====== Source records

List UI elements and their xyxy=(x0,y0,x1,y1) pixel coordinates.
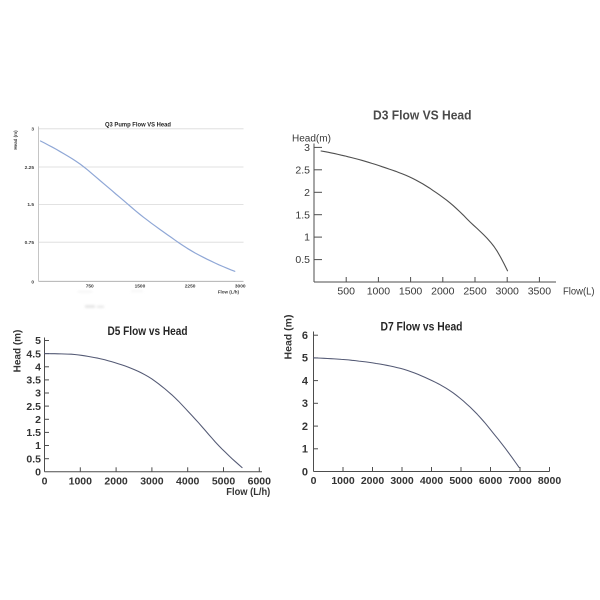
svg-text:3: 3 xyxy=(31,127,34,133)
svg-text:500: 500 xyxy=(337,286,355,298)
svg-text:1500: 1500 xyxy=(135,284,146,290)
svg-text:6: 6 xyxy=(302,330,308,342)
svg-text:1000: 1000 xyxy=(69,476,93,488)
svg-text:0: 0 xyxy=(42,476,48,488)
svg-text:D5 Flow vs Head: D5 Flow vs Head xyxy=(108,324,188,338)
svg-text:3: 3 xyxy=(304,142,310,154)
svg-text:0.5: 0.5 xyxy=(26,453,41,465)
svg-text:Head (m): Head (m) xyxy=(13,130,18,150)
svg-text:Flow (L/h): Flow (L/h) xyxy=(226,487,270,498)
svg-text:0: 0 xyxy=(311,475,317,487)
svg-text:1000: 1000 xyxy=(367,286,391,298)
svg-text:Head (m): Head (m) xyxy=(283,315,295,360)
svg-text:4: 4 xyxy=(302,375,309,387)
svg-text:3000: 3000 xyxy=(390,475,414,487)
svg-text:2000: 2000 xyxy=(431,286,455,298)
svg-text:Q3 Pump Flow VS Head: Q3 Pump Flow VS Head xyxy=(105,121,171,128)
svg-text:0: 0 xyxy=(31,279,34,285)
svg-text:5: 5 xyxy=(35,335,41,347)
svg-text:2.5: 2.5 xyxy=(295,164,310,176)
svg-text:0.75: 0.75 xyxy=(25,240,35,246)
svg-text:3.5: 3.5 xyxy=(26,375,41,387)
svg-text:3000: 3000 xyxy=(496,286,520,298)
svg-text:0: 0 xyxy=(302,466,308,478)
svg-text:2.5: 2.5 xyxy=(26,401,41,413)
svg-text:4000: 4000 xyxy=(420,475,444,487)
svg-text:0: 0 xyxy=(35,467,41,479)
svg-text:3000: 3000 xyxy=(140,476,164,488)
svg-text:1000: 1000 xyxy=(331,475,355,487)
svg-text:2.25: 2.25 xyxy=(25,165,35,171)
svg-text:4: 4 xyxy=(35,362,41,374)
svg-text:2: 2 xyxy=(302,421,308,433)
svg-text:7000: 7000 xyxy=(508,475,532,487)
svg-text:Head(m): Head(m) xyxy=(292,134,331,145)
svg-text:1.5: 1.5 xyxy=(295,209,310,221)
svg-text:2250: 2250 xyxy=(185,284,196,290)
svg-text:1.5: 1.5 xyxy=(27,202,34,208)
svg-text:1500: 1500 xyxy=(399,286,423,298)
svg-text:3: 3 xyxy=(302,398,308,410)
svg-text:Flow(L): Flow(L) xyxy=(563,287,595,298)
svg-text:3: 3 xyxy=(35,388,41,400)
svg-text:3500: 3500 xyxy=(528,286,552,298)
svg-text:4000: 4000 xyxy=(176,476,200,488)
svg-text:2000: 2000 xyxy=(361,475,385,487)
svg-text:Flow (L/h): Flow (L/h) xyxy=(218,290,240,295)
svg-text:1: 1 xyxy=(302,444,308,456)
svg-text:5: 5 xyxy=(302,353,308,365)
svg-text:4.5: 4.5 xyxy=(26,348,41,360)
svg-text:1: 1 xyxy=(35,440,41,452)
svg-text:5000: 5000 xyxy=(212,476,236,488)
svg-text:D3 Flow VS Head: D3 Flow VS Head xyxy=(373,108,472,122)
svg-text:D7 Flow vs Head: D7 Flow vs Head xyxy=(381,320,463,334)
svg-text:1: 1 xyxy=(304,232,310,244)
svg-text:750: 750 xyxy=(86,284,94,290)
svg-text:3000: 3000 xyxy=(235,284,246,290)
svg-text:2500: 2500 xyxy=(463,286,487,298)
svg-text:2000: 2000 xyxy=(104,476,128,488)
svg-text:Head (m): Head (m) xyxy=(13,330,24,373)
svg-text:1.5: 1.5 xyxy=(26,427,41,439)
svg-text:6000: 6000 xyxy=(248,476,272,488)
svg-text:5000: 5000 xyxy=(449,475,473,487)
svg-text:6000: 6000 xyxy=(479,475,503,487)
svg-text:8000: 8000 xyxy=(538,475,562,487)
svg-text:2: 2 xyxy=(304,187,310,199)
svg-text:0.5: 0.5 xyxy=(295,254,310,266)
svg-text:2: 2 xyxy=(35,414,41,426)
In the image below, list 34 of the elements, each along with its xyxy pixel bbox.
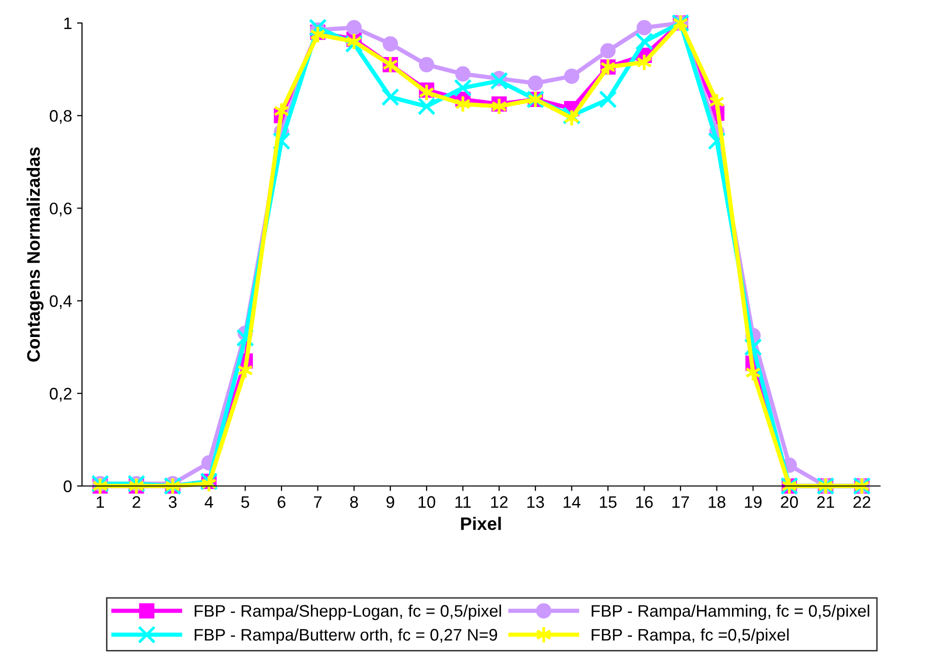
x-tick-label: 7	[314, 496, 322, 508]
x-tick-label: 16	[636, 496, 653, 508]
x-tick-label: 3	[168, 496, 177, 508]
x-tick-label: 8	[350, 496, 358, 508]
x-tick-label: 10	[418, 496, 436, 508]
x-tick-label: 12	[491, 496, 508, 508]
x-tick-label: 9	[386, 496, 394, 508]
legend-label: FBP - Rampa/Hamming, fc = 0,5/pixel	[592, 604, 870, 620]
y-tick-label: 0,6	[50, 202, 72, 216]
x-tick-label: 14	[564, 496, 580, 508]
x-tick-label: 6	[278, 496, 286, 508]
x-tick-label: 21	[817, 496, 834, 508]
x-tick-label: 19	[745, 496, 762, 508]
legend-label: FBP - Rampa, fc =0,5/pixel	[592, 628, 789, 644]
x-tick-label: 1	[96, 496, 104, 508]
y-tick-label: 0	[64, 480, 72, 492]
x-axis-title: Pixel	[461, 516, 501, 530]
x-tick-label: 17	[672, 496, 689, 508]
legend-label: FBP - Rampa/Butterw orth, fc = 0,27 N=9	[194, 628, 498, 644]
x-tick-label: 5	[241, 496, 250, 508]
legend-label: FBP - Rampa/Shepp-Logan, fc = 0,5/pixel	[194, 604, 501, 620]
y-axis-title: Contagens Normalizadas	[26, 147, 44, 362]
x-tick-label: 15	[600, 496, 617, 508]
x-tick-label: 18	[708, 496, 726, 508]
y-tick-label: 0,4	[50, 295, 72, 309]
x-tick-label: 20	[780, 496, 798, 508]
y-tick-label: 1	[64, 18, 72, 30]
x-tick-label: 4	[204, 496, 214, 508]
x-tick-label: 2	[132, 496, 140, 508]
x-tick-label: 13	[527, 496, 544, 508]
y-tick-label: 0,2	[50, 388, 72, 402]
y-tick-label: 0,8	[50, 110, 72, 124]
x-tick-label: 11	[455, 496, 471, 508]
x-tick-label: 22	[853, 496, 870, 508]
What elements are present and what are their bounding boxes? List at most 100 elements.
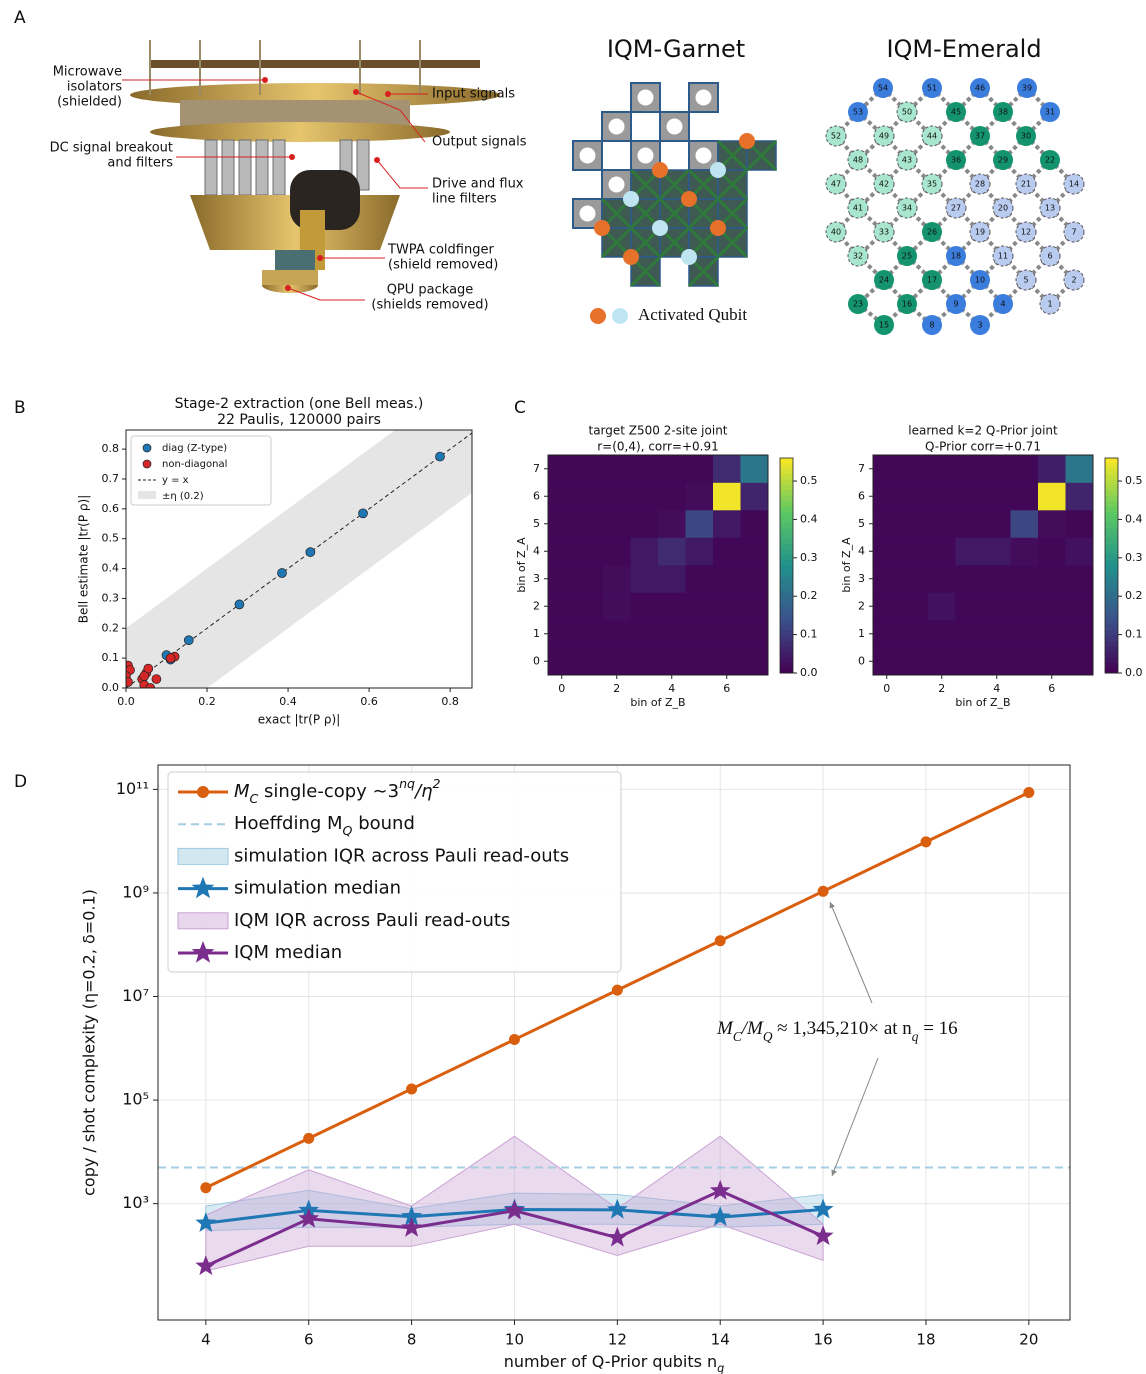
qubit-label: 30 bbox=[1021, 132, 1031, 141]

============

**Task statement:** Copy out every row above with "x-tick-label" changed to "x-axis-tick" and nothing else altered. Leave out the pictures.

**Solution to the problem:**
List UI elements and their xyxy=(x0,y0,x1,y1) pixel coordinates.
svg-text:3: 3 xyxy=(31,127,34,133)
svg-text:500: 500 xyxy=(337,286,355,298)
svg-text:1500: 1500 xyxy=(135,284,146,290)
svg-text:6: 6 xyxy=(302,330,308,342)
svg-text:1000: 1000 xyxy=(69,476,93,488)
svg-text:0: 0 xyxy=(42,476,48,488)
svg-text:D5 Flow vs Head: D5 Flow vs Head xyxy=(108,324,188,338)
svg-text:3: 3 xyxy=(304,142,310,154)
svg-text:0.5: 0.5 xyxy=(26,453,41,465)
svg-text:Head (m): Head (m) xyxy=(13,130,18,150)
svg-text:Flow (L/h): Flow (L/h) xyxy=(226,487,270,498)
svg-text:0: 0 xyxy=(311,475,317,487)
svg-text:1000: 1000 xyxy=(367,286,391,298)
svg-text:Head (m): Head (m) xyxy=(283,315,295,360)
svg-text:4: 4 xyxy=(302,375,309,387)
svg-text:3000: 3000 xyxy=(390,475,414,487)
svg-text:2000: 2000 xyxy=(431,286,455,298)
svg-text:Q3 Pump Flow VS Head: Q3 Pump Flow VS Head xyxy=(105,121,171,128)
svg-text:0: 0 xyxy=(31,279,34,285)
svg-text:5: 5 xyxy=(35,335,41,347)
svg-text:2.5: 2.5 xyxy=(295,164,310,176)
svg-text:0.75: 0.75 xyxy=(25,240,35,246)
svg-text:3.5: 3.5 xyxy=(26,375,41,387)
svg-text:3000: 3000 xyxy=(496,286,520,298)
svg-text:0: 0 xyxy=(302,466,308,478)
svg-text:2.5: 2.5 xyxy=(26,401,41,413)
svg-text:4000: 4000 xyxy=(420,475,444,487)
svg-text:0: 0 xyxy=(35,467,41,479)
svg-text:3000: 3000 xyxy=(140,476,164,488)
svg-text:1000: 1000 xyxy=(331,475,355,487)
svg-text:2.25: 2.25 xyxy=(25,165,35,171)
svg-text:4: 4 xyxy=(35,362,41,374)
svg-text:2: 2 xyxy=(302,421,308,433)
svg-text:7000: 7000 xyxy=(508,475,532,487)
svg-text:Head(m): Head(m) xyxy=(292,134,331,145)
svg-text:1.5: 1.5 xyxy=(295,209,310,221)
svg-text:2250: 2250 xyxy=(185,284,196,290)
svg-text:1.5: 1.5 xyxy=(27,202,34,208)
svg-text:1500: 1500 xyxy=(399,286,423,298)
svg-text:3: 3 xyxy=(302,398,308,410)
svg-text:Flow(L): Flow(L) xyxy=(563,287,595,298)
svg-text:3: 3 xyxy=(35,388,41,400)
svg-text:3500: 3500 xyxy=(528,286,552,298)
svg-text:4000: 4000 xyxy=(176,476,200,488)
svg-text:2000: 2000 xyxy=(361,475,385,487)
svg-text:Flow (L/h): Flow (L/h) xyxy=(218,290,240,295)
svg-text:1: 1 xyxy=(302,444,308,456)
svg-text:5: 5 xyxy=(302,353,308,365)
svg-text:4.5: 4.5 xyxy=(26,348,41,360)
svg-text:1: 1 xyxy=(35,440,41,452)
svg-text:5000: 5000 xyxy=(212,476,236,488)
svg-text:D3 Flow VS Head: D3 Flow VS Head xyxy=(373,108,472,122)
svg-text:D7 Flow vs Head: D7 Flow vs Head xyxy=(381,320,463,334)
svg-text:1: 1 xyxy=(304,232,310,244)
svg-text:750: 750 xyxy=(86,284,94,290)
svg-text:3000: 3000 xyxy=(235,284,246,290)
svg-text:2500: 2500 xyxy=(463,286,487,298)
svg-text:2000: 2000 xyxy=(104,476,128,488)
svg-text:Head (m): Head (m) xyxy=(13,330,24,373)
svg-text:1.5: 1.5 xyxy=(26,427,41,439)
svg-text:6000: 6000 xyxy=(248,476,272,488)
svg-text:5000: 5000 xyxy=(449,475,473,487)
svg-text:6000: 6000 xyxy=(479,475,503,487)
svg-text:8000: 8000 xyxy=(538,475,562,487)
svg-text:2: 2 xyxy=(304,187,310,199)
svg-text:0.5: 0.5 xyxy=(295,254,310,266)
svg-text:2: 2 xyxy=(35,414,41,426)
In the image below, list 34 of the elements, each along with its xyxy pixel bbox.
x-axis-tick: 7	[314, 496, 322, 508]
x-axis-tick: 16	[636, 496, 653, 508]
x-axis-tick: 3	[168, 496, 177, 508]
x-axis-tick: 8	[350, 496, 358, 508]
x-axis-tick: 10	[418, 496, 436, 508]
x-axis-tick: 12	[491, 496, 508, 508]
x-axis-tick: 9	[386, 496, 394, 508]
legend-label: FBP - Rampa/Hamming, fc = 0,5/pixel	[592, 604, 870, 620]
y-tick-label: 0,6	[50, 202, 72, 216]
x-axis-tick: 14	[564, 496, 580, 508]
x-axis-tick: 6	[278, 496, 286, 508]
x-axis-tick: 21	[817, 496, 834, 508]
x-axis-tick: 19	[745, 496, 762, 508]
legend-label: FBP - Rampa, fc =0,5/pixel	[592, 628, 789, 644]
x-axis-tick: 1	[96, 496, 104, 508]
y-tick-label: 0	[64, 480, 72, 492]
x-axis-title: Pixel	[461, 516, 501, 530]
x-axis-tick: 17	[672, 496, 689, 508]
legend-label: FBP - Rampa/Butterw orth, fc = 0,27 N=9	[194, 628, 498, 644]
x-axis-tick: 5	[241, 496, 250, 508]
legend-label: FBP - Rampa/Shepp-Logan, fc = 0,5/pixel	[194, 604, 501, 620]
y-axis-title: Contagens Normalizadas	[26, 147, 44, 362]
x-axis-tick: 15	[600, 496, 617, 508]
x-axis-tick: 18	[708, 496, 726, 508]
y-tick-label: 0,4	[50, 295, 72, 309]
x-axis-tick: 20	[780, 496, 798, 508]
y-tick-label: 1	[64, 18, 72, 30]
x-axis-tick: 4	[204, 496, 214, 508]
x-axis-tick: 2	[132, 496, 140, 508]
x-axis-tick: 13	[527, 496, 544, 508]
y-tick-label: 0,2	[50, 388, 72, 402]
y-tick-label: 0,8	[50, 110, 72, 124]
x-axis-tick: 11	[455, 496, 471, 508]
x-axis-tick: 22	[853, 496, 870, 508]
What elements are present and what are their bounding boxes? List at most 100 elements.
qubit-label: 30 bbox=[1021, 132, 1031, 141]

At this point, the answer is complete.